• [SHORT PROBLEM]
Single out each line with the word "xlabel" and copy it.

• [RECORDS SHOWN]
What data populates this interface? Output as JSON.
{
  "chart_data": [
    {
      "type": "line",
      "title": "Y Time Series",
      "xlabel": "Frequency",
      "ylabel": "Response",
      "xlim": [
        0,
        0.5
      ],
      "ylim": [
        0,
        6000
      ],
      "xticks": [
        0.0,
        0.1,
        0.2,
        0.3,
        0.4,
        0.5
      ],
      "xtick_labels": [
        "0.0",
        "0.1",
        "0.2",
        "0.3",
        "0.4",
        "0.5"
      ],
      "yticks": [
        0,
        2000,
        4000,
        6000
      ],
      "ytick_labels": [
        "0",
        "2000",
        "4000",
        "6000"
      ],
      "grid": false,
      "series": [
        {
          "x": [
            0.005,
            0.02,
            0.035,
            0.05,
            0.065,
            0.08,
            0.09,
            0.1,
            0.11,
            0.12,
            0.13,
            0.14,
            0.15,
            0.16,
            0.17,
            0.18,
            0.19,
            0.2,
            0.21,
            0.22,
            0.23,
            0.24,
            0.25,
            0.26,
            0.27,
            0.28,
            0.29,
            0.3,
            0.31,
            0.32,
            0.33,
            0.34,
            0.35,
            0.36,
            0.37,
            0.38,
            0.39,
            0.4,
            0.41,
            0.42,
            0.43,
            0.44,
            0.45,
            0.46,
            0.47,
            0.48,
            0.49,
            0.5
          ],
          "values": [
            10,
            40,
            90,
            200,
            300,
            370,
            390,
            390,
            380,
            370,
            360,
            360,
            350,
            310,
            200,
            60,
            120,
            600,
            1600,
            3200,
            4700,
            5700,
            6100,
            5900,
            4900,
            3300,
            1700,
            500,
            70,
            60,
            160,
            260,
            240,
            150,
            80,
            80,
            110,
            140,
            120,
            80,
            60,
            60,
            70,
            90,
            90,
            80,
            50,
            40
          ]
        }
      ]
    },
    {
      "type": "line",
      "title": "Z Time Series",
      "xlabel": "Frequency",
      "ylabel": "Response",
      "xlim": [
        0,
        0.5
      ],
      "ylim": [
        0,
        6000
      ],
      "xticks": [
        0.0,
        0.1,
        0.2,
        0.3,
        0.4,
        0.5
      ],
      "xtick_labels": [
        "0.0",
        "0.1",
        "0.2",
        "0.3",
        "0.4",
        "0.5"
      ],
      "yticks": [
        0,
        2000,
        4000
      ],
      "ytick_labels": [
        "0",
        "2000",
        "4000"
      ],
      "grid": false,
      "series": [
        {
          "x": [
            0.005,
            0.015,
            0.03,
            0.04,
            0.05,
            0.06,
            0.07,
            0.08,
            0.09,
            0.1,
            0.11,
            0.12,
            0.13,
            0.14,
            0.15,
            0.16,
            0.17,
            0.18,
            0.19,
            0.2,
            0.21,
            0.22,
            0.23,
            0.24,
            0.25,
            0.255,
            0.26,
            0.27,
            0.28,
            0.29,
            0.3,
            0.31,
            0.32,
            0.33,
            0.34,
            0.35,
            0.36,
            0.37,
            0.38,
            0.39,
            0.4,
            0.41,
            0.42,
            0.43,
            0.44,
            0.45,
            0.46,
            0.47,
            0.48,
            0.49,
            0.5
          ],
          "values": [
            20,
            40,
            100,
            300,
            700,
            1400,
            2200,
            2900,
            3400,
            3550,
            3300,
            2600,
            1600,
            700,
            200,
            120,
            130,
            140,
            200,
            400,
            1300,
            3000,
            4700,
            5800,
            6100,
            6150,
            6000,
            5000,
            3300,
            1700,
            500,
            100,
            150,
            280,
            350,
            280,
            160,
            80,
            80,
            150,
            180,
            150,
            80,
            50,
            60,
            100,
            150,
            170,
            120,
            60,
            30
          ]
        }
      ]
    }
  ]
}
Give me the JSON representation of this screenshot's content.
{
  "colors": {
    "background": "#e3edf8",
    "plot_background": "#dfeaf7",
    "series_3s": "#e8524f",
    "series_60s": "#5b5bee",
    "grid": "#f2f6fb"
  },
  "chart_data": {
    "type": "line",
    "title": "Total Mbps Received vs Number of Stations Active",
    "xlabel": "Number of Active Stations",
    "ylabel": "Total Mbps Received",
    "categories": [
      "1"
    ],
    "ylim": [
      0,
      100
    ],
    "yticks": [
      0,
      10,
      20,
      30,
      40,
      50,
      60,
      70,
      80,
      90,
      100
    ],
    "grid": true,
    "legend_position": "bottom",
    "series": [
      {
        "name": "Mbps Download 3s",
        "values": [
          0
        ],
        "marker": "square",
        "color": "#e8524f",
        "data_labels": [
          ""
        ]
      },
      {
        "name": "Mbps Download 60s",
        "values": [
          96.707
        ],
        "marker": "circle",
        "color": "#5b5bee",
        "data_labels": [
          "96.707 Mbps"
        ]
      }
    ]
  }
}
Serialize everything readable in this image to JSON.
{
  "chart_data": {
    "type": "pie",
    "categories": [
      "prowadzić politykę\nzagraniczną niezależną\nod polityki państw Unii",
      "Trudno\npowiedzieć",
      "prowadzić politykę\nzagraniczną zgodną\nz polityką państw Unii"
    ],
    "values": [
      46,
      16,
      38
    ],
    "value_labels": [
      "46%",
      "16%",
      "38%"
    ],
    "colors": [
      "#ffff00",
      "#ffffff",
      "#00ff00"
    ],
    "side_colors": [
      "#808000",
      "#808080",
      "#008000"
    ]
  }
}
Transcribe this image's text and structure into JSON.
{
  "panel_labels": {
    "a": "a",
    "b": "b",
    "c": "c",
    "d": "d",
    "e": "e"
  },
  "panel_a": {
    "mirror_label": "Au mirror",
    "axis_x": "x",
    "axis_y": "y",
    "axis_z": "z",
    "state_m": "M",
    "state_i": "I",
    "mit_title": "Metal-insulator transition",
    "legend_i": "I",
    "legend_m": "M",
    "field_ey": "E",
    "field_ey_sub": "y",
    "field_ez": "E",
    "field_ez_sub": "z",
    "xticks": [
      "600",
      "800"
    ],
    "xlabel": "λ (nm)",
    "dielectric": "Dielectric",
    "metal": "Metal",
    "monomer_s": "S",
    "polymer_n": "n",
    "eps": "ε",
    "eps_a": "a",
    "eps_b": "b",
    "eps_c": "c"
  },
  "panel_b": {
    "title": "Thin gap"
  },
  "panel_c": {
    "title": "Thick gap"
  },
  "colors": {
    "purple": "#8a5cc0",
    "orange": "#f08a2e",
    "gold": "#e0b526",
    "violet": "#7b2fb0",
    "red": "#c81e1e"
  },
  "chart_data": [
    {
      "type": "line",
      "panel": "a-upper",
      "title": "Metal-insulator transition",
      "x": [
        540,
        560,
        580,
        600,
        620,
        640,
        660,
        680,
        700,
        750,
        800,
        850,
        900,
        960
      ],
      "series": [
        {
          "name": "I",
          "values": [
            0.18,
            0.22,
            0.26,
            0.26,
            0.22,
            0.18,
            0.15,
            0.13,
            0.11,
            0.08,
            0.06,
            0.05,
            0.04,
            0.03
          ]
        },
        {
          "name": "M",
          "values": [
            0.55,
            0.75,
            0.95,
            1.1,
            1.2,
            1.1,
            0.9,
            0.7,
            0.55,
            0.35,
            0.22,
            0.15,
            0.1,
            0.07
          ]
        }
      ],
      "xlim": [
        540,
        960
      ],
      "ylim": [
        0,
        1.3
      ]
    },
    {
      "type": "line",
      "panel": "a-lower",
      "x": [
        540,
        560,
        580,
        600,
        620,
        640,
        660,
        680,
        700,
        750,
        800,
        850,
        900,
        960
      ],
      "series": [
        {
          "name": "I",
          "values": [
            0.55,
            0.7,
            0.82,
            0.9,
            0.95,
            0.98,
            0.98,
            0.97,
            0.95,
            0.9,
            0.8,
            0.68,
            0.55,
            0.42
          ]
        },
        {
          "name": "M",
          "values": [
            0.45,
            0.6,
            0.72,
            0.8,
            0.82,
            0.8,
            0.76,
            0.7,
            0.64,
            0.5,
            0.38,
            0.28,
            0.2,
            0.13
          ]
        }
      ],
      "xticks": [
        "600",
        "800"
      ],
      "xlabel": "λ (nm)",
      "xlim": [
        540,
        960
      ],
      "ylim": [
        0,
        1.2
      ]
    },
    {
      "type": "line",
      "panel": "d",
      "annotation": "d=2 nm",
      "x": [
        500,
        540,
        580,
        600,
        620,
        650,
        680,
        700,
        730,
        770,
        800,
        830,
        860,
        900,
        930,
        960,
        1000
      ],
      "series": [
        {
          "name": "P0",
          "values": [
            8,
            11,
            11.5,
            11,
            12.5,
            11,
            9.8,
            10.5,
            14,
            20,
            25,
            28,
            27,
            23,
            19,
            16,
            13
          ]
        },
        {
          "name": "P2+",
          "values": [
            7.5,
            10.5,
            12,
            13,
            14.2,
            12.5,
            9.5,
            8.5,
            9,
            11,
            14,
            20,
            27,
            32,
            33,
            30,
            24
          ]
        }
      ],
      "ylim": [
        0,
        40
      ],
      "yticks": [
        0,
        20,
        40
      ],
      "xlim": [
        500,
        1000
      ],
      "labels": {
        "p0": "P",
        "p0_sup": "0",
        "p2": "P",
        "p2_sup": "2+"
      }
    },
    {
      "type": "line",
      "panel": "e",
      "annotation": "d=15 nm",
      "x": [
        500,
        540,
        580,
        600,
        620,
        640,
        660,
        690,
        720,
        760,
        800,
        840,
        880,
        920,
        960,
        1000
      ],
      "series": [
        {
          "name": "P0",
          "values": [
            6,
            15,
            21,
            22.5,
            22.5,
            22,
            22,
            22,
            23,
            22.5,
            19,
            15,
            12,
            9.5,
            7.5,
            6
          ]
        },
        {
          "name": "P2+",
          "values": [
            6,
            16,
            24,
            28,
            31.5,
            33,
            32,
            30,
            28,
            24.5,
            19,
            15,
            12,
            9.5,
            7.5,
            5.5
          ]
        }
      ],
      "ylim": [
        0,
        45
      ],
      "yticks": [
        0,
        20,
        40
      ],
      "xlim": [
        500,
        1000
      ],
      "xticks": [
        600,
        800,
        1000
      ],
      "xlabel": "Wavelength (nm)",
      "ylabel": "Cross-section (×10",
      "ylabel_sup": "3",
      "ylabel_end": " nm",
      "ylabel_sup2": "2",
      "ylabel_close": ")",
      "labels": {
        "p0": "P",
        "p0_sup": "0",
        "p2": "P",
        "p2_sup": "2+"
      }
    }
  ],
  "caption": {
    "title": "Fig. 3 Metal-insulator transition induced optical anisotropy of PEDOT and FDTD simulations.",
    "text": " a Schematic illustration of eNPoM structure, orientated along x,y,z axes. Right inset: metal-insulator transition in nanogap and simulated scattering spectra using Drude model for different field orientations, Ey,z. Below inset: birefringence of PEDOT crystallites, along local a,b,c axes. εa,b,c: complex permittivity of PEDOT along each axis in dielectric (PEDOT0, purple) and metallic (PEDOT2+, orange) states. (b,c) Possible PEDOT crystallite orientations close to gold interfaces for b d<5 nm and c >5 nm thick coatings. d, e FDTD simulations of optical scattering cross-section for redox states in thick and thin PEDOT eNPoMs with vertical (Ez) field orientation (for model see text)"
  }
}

• [WRITTEN SOLUTION]
      "xlabel": "Frequency",
      "xlabel": "Frequency",
    "xlabel": "Number of Active Stations",
    "xlabel": "λ (nm)",
      "xlabel": "λ (nm)",
      "xlabel": "Wavelength (nm)",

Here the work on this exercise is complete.